--- GOAL OF THE EXERCISE ---
Write down every entry below once more, exactly.

--- GIVEN DATA ---

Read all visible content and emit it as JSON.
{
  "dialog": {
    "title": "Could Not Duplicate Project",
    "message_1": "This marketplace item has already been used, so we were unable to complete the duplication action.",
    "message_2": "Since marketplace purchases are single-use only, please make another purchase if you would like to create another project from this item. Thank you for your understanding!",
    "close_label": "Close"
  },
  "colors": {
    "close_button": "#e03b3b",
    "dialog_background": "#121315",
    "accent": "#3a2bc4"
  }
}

--- RESULT FOR THIS TASK ---
Read all visible content and emit it as JSON.
{
  "dialog": {
    "title": "Could Not Duplicate Project",
    "message_1": "This marketplace item has already been used, so we were unable to complete the duplication action.",
    "message_2": "Since marketplace purchases are single-use only, please make another purchase if you would like to create another project from this item. Thank you for your understanding!",
    "close_label": "Close"
  },
  "colors": {
    "close_button": "#e03b3b",
    "dialog_background": "#121315",
    "accent": "#3a2bc4"
  }
}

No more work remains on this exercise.